### Task to complete
Please format the lines below as a JSON list of strings, one string per line, leaving out any blank lines.

Spatial annotation entries
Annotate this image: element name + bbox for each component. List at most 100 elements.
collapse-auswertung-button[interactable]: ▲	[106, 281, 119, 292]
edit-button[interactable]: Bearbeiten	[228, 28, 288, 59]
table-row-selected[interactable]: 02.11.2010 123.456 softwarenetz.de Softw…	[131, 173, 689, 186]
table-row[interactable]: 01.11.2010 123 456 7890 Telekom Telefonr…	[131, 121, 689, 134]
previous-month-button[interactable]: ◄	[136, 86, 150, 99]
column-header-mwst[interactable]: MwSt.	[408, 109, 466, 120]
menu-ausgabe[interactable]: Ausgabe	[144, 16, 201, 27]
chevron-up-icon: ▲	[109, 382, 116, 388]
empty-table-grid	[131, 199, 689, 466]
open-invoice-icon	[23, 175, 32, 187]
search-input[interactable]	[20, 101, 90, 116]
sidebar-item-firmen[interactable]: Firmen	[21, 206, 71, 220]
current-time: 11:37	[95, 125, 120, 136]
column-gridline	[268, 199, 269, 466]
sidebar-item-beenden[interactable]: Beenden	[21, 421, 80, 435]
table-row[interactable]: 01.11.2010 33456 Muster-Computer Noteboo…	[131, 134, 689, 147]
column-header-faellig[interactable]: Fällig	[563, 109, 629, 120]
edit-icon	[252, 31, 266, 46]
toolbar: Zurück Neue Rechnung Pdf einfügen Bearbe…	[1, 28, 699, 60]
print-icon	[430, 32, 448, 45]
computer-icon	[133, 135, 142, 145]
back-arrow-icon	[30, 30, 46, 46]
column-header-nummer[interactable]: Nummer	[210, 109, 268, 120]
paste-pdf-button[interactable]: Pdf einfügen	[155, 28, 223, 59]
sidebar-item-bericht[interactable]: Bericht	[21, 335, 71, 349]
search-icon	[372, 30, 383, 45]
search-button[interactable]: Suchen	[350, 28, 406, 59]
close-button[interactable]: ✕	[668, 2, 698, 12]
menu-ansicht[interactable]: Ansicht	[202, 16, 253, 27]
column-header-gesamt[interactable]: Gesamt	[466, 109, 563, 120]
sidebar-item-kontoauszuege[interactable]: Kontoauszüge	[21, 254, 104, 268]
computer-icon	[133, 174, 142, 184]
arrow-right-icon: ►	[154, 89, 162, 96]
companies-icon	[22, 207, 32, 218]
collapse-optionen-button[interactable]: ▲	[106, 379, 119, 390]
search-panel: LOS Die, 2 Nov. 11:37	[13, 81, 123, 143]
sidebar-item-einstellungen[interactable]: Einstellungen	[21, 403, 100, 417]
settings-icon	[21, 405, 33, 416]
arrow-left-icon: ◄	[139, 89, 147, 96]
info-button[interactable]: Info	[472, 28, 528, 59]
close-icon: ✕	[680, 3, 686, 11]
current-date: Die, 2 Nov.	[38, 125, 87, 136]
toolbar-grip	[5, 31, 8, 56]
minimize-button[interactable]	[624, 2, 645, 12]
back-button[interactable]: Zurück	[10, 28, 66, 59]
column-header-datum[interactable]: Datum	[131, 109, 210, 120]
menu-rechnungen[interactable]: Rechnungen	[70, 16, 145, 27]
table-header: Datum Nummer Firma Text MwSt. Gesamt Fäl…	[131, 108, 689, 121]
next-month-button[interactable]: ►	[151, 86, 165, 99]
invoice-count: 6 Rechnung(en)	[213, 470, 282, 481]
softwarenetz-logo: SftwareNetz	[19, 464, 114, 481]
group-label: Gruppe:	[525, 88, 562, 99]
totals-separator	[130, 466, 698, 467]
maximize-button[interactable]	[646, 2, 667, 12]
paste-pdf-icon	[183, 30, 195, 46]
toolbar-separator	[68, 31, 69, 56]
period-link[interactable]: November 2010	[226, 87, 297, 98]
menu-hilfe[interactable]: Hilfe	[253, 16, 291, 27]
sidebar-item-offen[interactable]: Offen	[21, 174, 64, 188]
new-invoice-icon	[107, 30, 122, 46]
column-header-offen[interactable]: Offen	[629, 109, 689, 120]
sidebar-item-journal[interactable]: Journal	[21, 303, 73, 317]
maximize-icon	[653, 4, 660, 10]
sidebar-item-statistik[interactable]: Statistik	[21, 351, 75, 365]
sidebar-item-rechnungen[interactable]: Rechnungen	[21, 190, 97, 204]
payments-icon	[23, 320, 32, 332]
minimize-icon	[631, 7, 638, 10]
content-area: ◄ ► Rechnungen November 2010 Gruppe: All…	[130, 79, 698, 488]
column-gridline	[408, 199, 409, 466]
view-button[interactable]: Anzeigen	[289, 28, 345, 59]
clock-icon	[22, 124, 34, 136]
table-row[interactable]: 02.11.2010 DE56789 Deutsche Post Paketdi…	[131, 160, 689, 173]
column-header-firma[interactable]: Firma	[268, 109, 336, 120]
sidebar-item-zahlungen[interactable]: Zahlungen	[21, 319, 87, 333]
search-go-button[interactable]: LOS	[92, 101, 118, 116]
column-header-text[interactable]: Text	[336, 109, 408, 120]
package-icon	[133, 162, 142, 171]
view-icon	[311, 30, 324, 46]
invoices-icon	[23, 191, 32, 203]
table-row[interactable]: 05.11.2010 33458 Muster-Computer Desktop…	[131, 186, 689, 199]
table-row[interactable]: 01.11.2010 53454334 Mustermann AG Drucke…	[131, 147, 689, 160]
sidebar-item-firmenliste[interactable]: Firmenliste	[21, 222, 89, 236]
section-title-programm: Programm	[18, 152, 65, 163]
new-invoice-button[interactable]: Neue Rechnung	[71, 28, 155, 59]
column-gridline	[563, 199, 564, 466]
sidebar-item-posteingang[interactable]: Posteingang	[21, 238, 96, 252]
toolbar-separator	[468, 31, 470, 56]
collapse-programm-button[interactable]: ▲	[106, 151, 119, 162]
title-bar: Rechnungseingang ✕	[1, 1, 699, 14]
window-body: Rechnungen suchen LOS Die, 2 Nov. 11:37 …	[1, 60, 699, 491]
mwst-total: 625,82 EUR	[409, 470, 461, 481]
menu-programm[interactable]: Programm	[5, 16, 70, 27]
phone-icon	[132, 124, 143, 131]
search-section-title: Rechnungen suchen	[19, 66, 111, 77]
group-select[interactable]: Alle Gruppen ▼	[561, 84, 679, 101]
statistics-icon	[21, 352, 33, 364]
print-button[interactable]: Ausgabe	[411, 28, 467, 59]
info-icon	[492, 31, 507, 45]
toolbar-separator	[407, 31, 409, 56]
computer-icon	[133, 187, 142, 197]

### In response
[
  "Annotate this image: element name + bbox for each component. List at most 100 elements.",
  "collapse-auswertung-button[interactable]: ▲\t[106, 281, 119, 292]",
  "edit-button[interactable]: Bearbeiten\t[228, 28, 288, 59]",
  "table-row-selected[interactable]: 02.11.2010 123.456 softwarenetz.de Softw…\t[131, 173, 689, 186]",
  "table-row[interactable]: 01.11.2010 123 456 7890 Telekom Telefonr…\t[131, 121, 689, 134]",
  "previous-month-button[interactable]: ◄\t[136, 86, 150, 99]",
  "column-header-mwst[interactable]: MwSt.\t[408, 109, 466, 120]",
  "menu-ausgabe[interactable]: Ausgabe\t[144, 16, 201, 27]",
  "chevron-up-icon: ▲\t[109, 382, 116, 388]",
  "empty-table-grid\t[131, 199, 689, 466]",
  "open-invoice-icon\t[23, 175, 32, 187]",
  "search-input[interactable]\t[20, 101, 90, 116]",
  "sidebar-item-firmen[interactable]: Firmen\t[21, 206, 71, 220]",
  "current-time: 11:37\t[95, 125, 120, 136]",
  "column-gridline\t[268, 199, 269, 466]",
  "sidebar-item-beenden[interactable]: Beenden\t[21, 421, 80, 435]",
  "table-row[interactable]: 01.11.2010 33456 Muster-Computer Noteboo…\t[131, 134, 689, 147]",
  "column-header-faellig[interactable]: Fällig\t[563, 109, 629, 120]",
  "edit-icon\t[252, 31, 266, 46]",
  "toolbar: Zurück Neue Rechnung Pdf einfügen Bearbe…\t[1, 28, 699, 60]",
  "print-icon\t[430, 32, 448, 45]",
  "computer-icon\t[133, 135, 142, 145]",
  "back-arrow-icon\t[30, 30, 46, 46]",
  "column-header-nummer[interactable]: Nummer\t[210, 109, 268, 120]",
  "paste-pdf-button[interactable]: Pdf einfügen\t[155, 28, 223, 59]",
  "sidebar-item-bericht[interactable]: Bericht\t[21, 335, 71, 349]",
  "search-icon\t[372, 30, 383, 45]",
  "search-button[interactable]: Suchen\t[350, 28, 406, 59]",
  "close-button[interactable]: ✕\t[668, 2, 698, 12]",
  "menu-ansicht[interactable]: Ansicht\t[202, 16, 253, 27]",
  "column-header-gesamt[interactable]: Gesamt\t[466, 109, 563, 120]",
  "sidebar-item-kontoauszuege[interactable]: Kontoauszüge\t[21, 254, 104, 268]",
  "computer-icon\t[133, 174, 142, 184]",
  "arrow-right-icon: ►\t[154, 89, 162, 96]",
  "companies-icon\t[22, 207, 32, 218]",
  "collapse-optionen-button[interactable]: ▲\t[106, 379, 119, 390]",
  "search-panel: LOS Die, 2 Nov. 11:37\t[13, 81, 123, 143]",
  "sidebar-item-einstellungen[interactable]: Einstellungen\t[21, 403, 100, 417]",
  "settings-icon\t[21, 405, 33, 416]",
  "arrow-left-icon: ◄\t[139, 89, 147, 96]",
  "info-button[interactable]: Info\t[472, 28, 528, 59]",
  "close-icon: ✕\t[680, 3, 686, 11]",
  "current-date: Die, 2 Nov.\t[38, 125, 87, 136]",
  "toolbar-grip\t[5, 31, 8, 56]",
  "minimize-button[interactable]\t[624, 2, 645, 12]",
  "back-button[interactable]: Zurück\t[10, 28, 66, 59]",
  "column-header-datum[interactable]: Datum\t[131, 109, 210, 120]",
  "menu-rechnungen[interactable]: Rechnungen\t[70, 16, 145, 27]",
  "table-header: Datum Nummer Firma Text MwSt. Gesamt Fäl…\t[131, 108, 689, 121]",
  "next-month-button[interactable]: ►\t[151, 86, 165, 99]",
  "invoice-count: 6 Rechnung(en)\t[213, 470, 282, 481]",
  "softwarenetz-logo: SftwareNetz\t[19, 464, 114, 481]",
  "group-label: Gruppe:\t[525, 88, 562, 99]",
  "totals-separator\t[130, 466, 698, 467]",
  "maximize-button[interactable]\t[646, 2, 667, 12]",
  "paste-pdf-icon\t[183, 30, 195, 46]",
  "toolbar-separator\t[68, 31, 69, 56]",
  "period-link[interactable]: November 2010\t[226, 87, 297, 98]",
  "menu-hilfe[interactable]: Hilfe\t[253, 16, 291, 27]",
  "sidebar-item-offen[interactable]: Offen\t[21, 174, 64, 188]",
  "new-invoice-icon\t[107, 30, 122, 46]",
  "column-header-offen[interactable]: Offen\t[629, 109, 689, 120]",
  "sidebar-item-journal[interactable]: Journal\t[21, 303, 73, 317]",
  "maximize-icon\t[653, 4, 660, 10]",
  "sidebar-item-statistik[interactable]: Statistik\t[21, 351, 75, 365]",
  "sidebar-item-rechnungen[interactable]: Rechnungen\t[21, 190, 97, 204]",
  "payments-icon\t[23, 320, 32, 332]",
  "minimize-icon\t[631, 7, 638, 10]",
  "content-area: ◄ ► Rechnungen November 2010 Gruppe: All…\t[130, 79, 698, 488]",
  "column-gridline\t[408, 199, 409, 466]",
  "view-button[interactable]: Anzeigen\t[289, 28, 345, 59]",
  "clock-icon\t[22, 124, 34, 136]",
  "table-row[interactable]: 02.11.2010 DE56789 Deutsche Post Paketdi…\t[131, 160, 689, 173]",
  "column-header-firma[interactable]: Firma\t[268, 109, 336, 120]",
  "sidebar-item-zahlungen[interactable]: Zahlungen\t[21, 319, 87, 333]",
  "search-go-button[interactable]: LOS\t[92, 101, 118, 116]",
  "column-header-text[interactable]: Text\t[336, 109, 408, 120]",
  "package-icon\t[133, 162, 142, 171]",
  "view-icon\t[311, 30, 324, 46]",
  "invoices-icon\t[23, 191, 32, 203]",
  "table-row[interactable]: 05.11.2010 33458 Muster-Computer Desktop…\t[131, 186, 689, 199]",
  "table-row[interactable]: 01.11.2010 53454334 Mustermann AG Drucke…\t[131, 147, 689, 160]",
  "sidebar-item-firmenliste[interactable]: Firmenliste\t[21, 222, 89, 236]",
  "section-title-programm: Programm\t[18, 152, 65, 163]",
  "new-invoice-button[interactable]: Neue Rechnung\t[71, 28, 155, 59]",
  "column-gridline\t[563, 199, 564, 466]",
  "sidebar-item-posteingang[interactable]: Posteingang\t[21, 238, 96, 252]",
  "toolbar-separator\t[468, 31, 470, 56]",
  "collapse-programm-button[interactable]: ▲\t[106, 151, 119, 162]",
  "title-bar: Rechnungseingang ✕\t[1, 1, 699, 14]",
  "window-body: Rechnungen suchen LOS Die, 2 Nov. 11:37 …\t[1, 60, 699, 491]",
  "mwst-total: 625,82 EUR\t[409, 470, 461, 481]",
  "menu-programm[interactable]: Programm\t[5, 16, 70, 27]",
  "phone-icon\t[132, 124, 143, 131]",
  "search-section-title: Rechnungen suchen\t[19, 66, 111, 77]",
  "group-select[interactable]: Alle Gruppen ▼\t[561, 84, 679, 101]",
  "statistics-icon\t[21, 352, 33, 364]",
  "print-button[interactable]: Ausgabe\t[411, 28, 467, 59]",
  "info-icon\t[492, 31, 507, 45]",
  "toolbar-separator\t[407, 31, 409, 56]",
  "computer-icon\t[133, 187, 142, 197]"
]